Bounding box entries
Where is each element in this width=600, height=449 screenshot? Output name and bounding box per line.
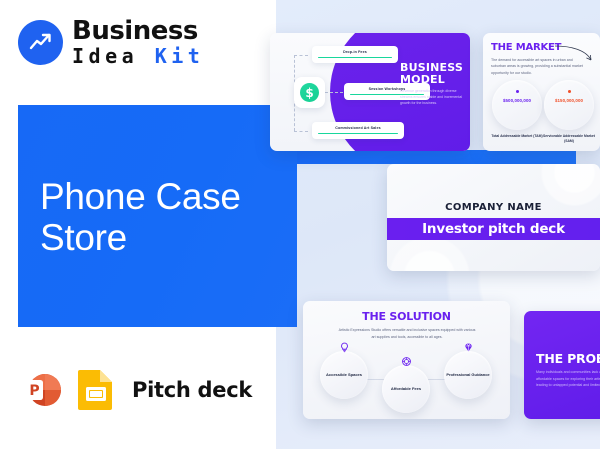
stat-dot [568, 90, 571, 93]
format-label: Pitch deck [132, 378, 252, 402]
solution-item-1[interactable]: Affordable Fees [382, 365, 430, 413]
dollar-coin-icon: $ [294, 77, 325, 108]
poster-canvas: Business Idea Kit Phone Case Store P [0, 0, 600, 449]
market-stat-0: $500,000,000 [492, 80, 542, 130]
investor-subtitle: Investor pitch deck [422, 221, 565, 237]
market-body: The demand for accessible art spaces in … [491, 57, 586, 76]
brand-kit-word: Kit [155, 44, 205, 68]
dollar-symbol: $ [300, 83, 319, 102]
problem-title: THE PROBLEM [536, 351, 600, 366]
market-stat-label-0: Total Addressable Market (TAM) [490, 134, 544, 139]
brand-idea-word: Idea [72, 44, 155, 68]
business-model-node-2[interactable]: Commissioned Art Sales [312, 122, 404, 139]
blue-accent-band [279, 150, 576, 164]
stat-value: $150,000,000 [555, 98, 583, 103]
node-label: Drop-in Fees [318, 50, 392, 54]
brand-logo: Business Idea Kit [18, 18, 204, 66]
stat-value: $500,000,000 [503, 98, 531, 103]
connector-bottom [294, 131, 308, 132]
connector-mid-right [325, 92, 343, 93]
market-stat-1: $150,000,000 [544, 80, 594, 130]
slide-the-market[interactable]: THE MARKET The demand for accessible art… [483, 33, 600, 151]
solution-item-2[interactable]: Professional Guidance [444, 351, 492, 399]
slide-the-solution[interactable]: THE SOLUTION Artistic Expressions Studio… [303, 301, 510, 419]
page-title: Phone Case Store [40, 176, 290, 259]
solution-title: THE SOLUTION [303, 310, 510, 323]
slide-investor-pitch-deck[interactable]: COMPANY NAME Investor pitch deck [387, 164, 600, 271]
node-label: Commissioned Art Sales [318, 126, 398, 130]
business-model-node-0[interactable]: Drop-in Fees [312, 46, 398, 63]
diamond-icon [462, 341, 475, 354]
market-stat-label-1: Serviceable Addressable Market (SAM) [542, 134, 596, 144]
google-slides-icon [76, 368, 116, 412]
brand-name-line2: Idea Kit [72, 46, 204, 66]
investor-subtitle-band: Investor pitch deck [387, 218, 600, 240]
problem-body: Many individuals and communities lack ac… [536, 369, 600, 389]
svg-text:P: P [29, 383, 39, 399]
connector-top [294, 55, 308, 56]
company-name: COMPANY NAME [387, 202, 600, 213]
solution-item-label: Affordable Fees [391, 386, 421, 392]
market-title: THE MARKET [491, 42, 561, 53]
brand-name-line1: Business [72, 18, 204, 44]
solution-body: Artistic Expressions Studio offers versa… [337, 327, 477, 340]
solution-item-label: Accessible Spaces [326, 372, 362, 378]
powerpoint-icon: P [20, 368, 64, 412]
business-model-title: BUSINESS MODEL [400, 62, 466, 87]
lightbulb-icon [338, 341, 351, 354]
coin-icon [400, 355, 413, 368]
business-model-body: Revenue generation through diverse strea… [400, 88, 468, 106]
solution-item-0[interactable]: Accessible Spaces [320, 351, 368, 399]
format-badges: P Pitch deck [20, 368, 252, 412]
slide-the-problem[interactable]: THE PROBLEM Many individuals and communi… [524, 311, 600, 419]
stat-dot [516, 90, 519, 93]
solution-item-label: Professional Guidance [446, 372, 489, 378]
trend-arrow-circle-icon [18, 20, 63, 65]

§ Directions:
Starting with the line that contains "stat-dot [568, 90, 571, 93]" and ending after the line that contains "node-label: Drop-in Fees [318, 50, 392, 54]", reproduce those lines of the material with "blue-accent-band" changed to "teal-accent-band" and nothing else altered.

§ Solution for this task:
stat-dot [568, 90, 571, 93]
format-label: Pitch deck [132, 378, 252, 402]
solution-item-1[interactable]: Affordable Fees [382, 365, 430, 413]
dollar-coin-icon: $ [294, 77, 325, 108]
poster-canvas: Business Idea Kit Phone Case Store P [0, 0, 600, 449]
market-stat-0: $500,000,000 [492, 80, 542, 130]
investor-subtitle: Investor pitch deck [422, 221, 565, 237]
market-body: The demand for accessible art spaces in … [491, 57, 586, 76]
brand-kit-word: Kit [155, 44, 205, 68]
dollar-symbol: $ [300, 83, 319, 102]
problem-title: THE PROBLEM [536, 351, 600, 366]
market-stat-label-0: Total Addressable Market (TAM) [490, 134, 544, 139]
brand-idea-word: Idea [72, 44, 155, 68]
business-model-node-2[interactable]: Commissioned Art Sales [312, 122, 404, 139]
teal-accent-band [279, 150, 576, 164]
stat-value: $150,000,000 [555, 98, 583, 103]
node-label: Drop-in Fees [318, 50, 392, 54]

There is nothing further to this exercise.